Your instructions: Of all the lines in the records, how many hold the word "Württemberg"? Answer with the number only.

--- --- ---

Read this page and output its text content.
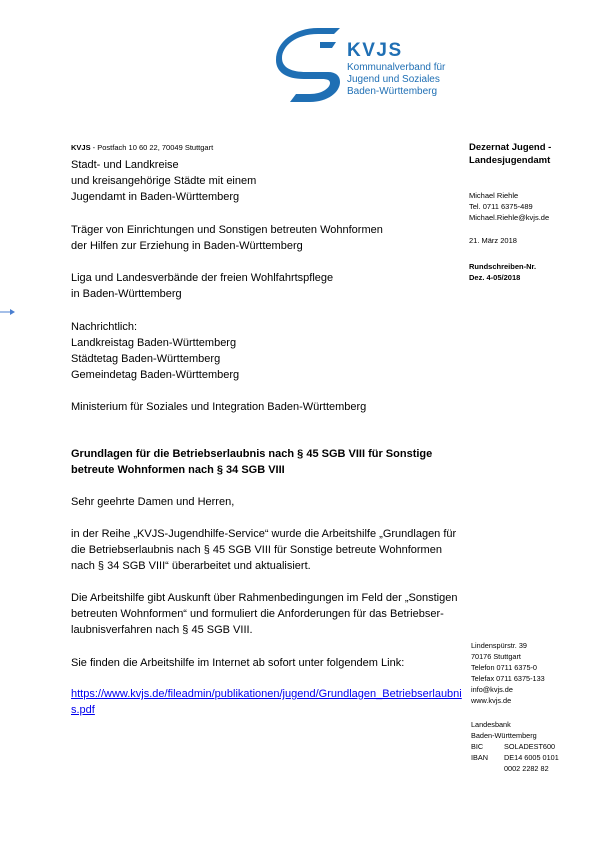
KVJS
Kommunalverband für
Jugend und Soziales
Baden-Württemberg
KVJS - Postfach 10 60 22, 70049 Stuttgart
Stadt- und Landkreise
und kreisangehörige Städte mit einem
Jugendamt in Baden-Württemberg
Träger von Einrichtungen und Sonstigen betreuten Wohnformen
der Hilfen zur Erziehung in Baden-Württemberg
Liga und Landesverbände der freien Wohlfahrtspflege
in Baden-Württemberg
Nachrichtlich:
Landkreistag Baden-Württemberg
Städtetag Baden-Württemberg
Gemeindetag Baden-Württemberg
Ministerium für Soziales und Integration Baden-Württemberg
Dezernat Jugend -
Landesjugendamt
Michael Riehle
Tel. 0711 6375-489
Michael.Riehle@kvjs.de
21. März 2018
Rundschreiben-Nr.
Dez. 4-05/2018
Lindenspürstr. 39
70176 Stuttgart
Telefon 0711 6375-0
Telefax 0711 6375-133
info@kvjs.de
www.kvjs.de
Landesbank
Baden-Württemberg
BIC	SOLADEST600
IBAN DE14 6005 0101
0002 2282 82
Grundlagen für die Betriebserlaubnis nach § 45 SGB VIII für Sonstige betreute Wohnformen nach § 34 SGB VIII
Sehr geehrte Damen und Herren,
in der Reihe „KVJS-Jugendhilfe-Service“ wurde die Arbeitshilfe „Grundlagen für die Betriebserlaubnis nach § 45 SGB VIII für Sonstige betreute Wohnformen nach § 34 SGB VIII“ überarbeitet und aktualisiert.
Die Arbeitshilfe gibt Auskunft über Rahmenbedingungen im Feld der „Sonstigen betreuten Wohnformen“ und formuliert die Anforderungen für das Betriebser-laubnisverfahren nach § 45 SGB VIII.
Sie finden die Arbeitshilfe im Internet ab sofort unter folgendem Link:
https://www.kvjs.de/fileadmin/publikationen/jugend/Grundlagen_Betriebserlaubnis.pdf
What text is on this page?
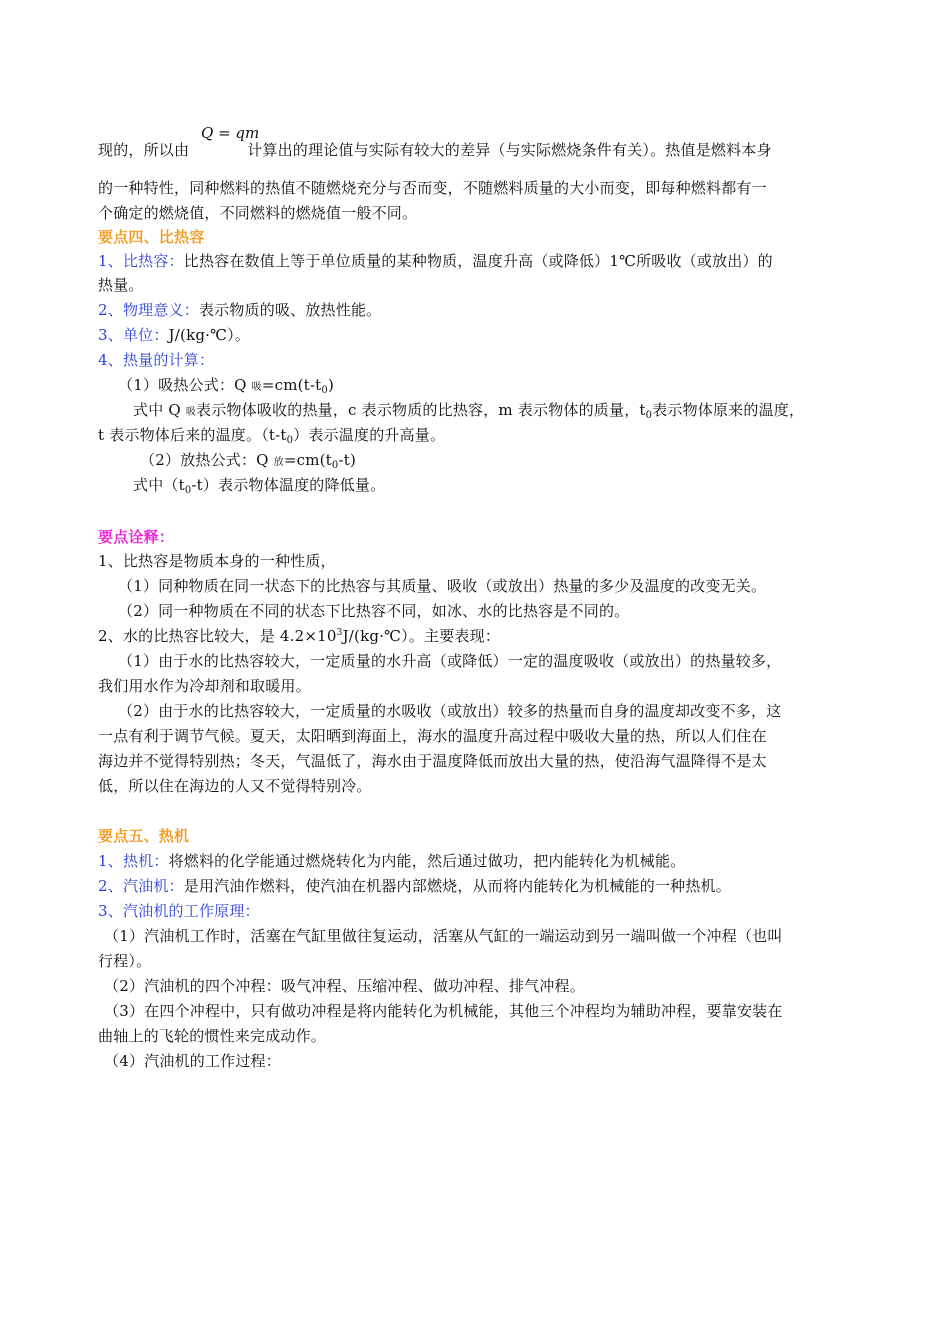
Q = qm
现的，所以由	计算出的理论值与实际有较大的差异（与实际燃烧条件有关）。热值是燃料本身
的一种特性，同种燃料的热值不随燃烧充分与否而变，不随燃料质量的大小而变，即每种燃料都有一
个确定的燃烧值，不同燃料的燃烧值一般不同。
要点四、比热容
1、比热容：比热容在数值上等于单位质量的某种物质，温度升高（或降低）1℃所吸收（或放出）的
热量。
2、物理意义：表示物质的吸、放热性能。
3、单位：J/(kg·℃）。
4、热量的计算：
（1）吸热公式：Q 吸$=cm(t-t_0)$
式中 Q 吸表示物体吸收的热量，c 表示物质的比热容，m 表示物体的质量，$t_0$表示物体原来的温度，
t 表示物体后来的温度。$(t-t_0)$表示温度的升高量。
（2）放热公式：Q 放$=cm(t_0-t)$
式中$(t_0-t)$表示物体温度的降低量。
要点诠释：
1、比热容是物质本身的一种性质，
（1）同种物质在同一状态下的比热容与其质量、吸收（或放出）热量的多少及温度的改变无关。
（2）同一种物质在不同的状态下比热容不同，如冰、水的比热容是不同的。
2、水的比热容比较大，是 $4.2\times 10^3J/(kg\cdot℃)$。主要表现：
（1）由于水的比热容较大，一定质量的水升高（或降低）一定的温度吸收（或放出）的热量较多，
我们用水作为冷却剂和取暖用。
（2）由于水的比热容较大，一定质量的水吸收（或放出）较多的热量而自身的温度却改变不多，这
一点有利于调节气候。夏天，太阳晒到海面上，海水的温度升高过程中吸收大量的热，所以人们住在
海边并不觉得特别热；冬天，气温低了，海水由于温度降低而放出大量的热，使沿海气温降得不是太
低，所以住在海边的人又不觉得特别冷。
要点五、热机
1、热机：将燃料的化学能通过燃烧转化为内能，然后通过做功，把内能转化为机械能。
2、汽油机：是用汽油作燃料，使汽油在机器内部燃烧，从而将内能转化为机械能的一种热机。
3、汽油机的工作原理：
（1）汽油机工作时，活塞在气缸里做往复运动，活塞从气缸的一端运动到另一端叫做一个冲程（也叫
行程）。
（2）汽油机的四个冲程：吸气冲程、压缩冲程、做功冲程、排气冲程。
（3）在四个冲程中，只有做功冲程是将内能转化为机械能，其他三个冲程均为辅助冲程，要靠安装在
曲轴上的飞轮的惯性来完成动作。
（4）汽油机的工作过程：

--- --- ---

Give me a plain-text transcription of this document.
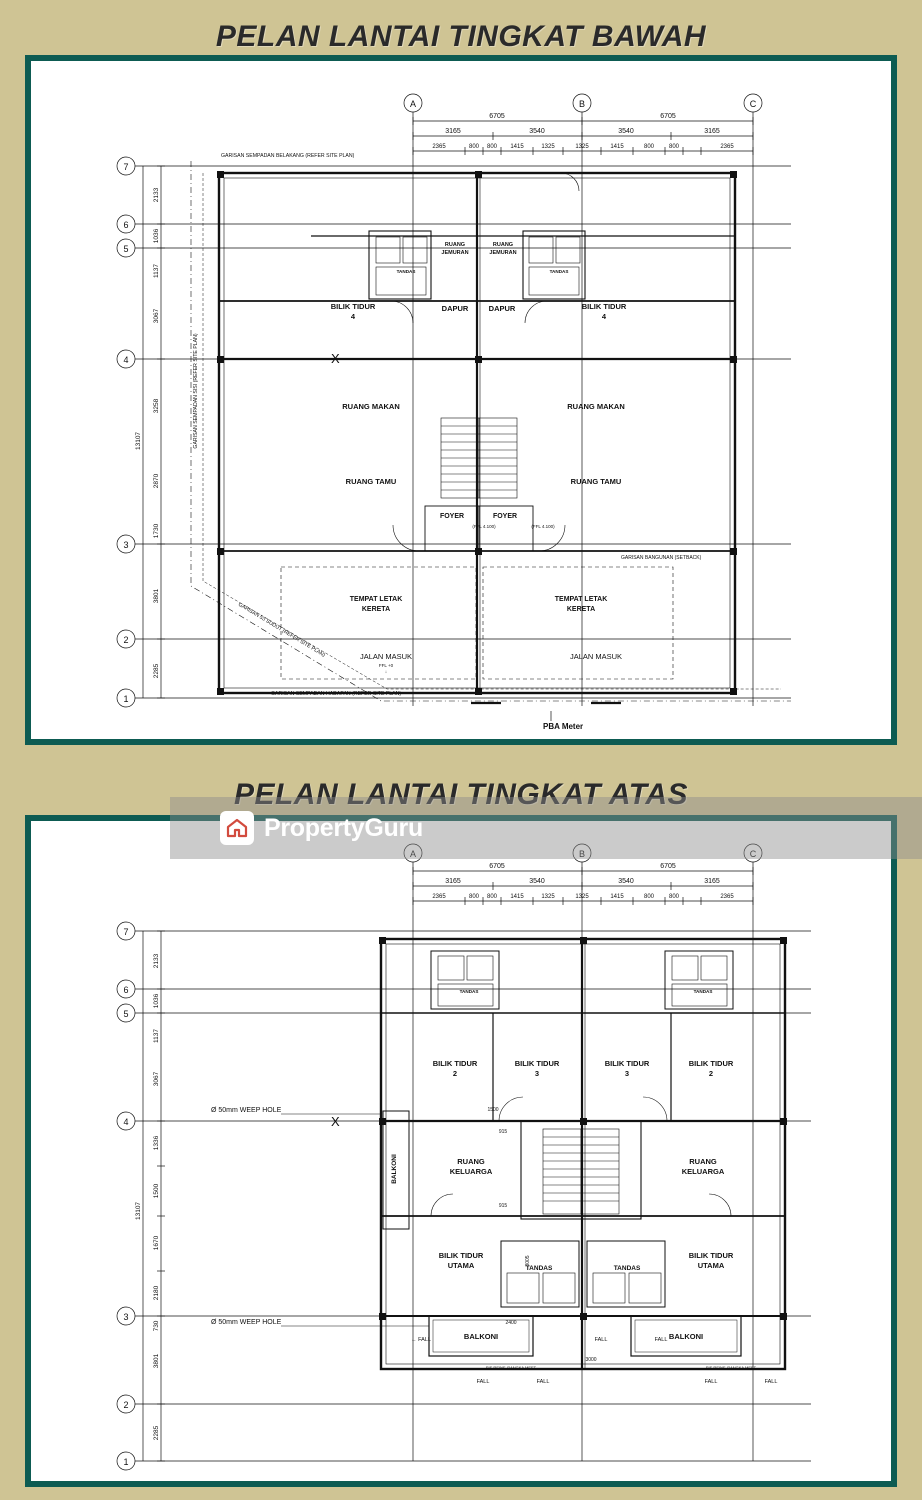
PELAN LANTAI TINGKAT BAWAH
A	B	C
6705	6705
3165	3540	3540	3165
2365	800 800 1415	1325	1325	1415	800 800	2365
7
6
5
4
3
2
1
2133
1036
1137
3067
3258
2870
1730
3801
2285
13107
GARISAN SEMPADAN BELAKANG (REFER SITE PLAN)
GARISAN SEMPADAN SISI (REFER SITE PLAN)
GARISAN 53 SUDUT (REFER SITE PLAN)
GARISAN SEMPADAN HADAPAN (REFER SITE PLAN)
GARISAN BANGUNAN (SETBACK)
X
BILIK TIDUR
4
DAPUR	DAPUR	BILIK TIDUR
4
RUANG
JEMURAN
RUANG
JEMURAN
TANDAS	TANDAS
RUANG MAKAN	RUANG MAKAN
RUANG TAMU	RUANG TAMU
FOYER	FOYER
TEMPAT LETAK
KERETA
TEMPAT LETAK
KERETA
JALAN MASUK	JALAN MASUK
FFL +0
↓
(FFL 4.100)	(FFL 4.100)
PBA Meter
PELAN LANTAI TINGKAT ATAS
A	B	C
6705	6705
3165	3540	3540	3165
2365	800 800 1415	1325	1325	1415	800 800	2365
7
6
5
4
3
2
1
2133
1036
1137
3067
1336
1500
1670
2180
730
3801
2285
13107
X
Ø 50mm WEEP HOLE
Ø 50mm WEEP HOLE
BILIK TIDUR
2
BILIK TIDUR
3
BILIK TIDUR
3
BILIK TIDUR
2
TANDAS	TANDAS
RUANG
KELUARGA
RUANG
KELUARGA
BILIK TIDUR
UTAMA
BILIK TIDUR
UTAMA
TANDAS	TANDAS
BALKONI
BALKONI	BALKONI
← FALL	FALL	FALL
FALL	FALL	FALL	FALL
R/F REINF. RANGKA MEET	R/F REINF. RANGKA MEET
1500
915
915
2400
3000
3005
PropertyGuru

--- --- ---

Task output: 9